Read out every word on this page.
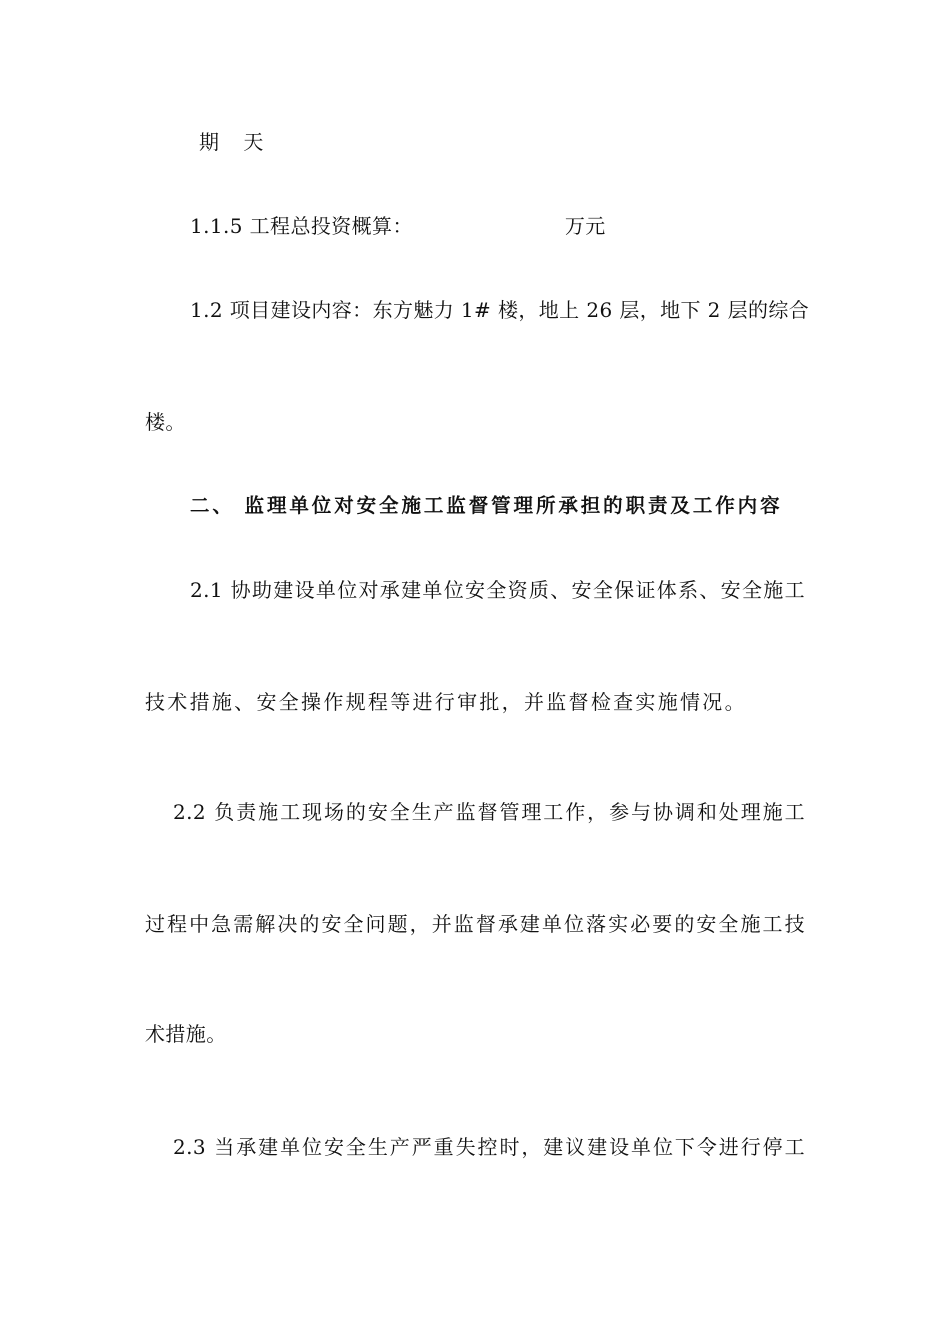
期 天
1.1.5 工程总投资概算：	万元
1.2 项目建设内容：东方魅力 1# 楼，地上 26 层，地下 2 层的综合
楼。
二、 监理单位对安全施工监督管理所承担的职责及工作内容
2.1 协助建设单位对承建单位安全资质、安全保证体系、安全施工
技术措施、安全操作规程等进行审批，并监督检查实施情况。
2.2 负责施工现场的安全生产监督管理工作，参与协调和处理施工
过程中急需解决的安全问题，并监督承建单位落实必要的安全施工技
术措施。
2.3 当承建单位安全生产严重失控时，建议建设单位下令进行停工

**WRITTEN PROBLEM:** Pictures stay out of the copy; please restate every record above exactly.

**WRITTEN SOLUTION:**
Read out every word on this page.
期 天
1.1.5 工程总投资概算：	万元
1.2 项目建设内容：东方魅力 1# 楼，地上 26 层，地下 2 层的综合
楼。
二、 监理单位对安全施工监督管理所承担的职责及工作内容
2.1 协助建设单位对承建单位安全资质、安全保证体系、安全施工
技术措施、安全操作规程等进行审批，并监督检查实施情况。
2.2 负责施工现场的安全生产监督管理工作，参与协调和处理施工
过程中急需解决的安全问题，并监督承建单位落实必要的安全施工技
术措施。
2.3 当承建单位安全生产严重失控时，建议建设单位下令进行停工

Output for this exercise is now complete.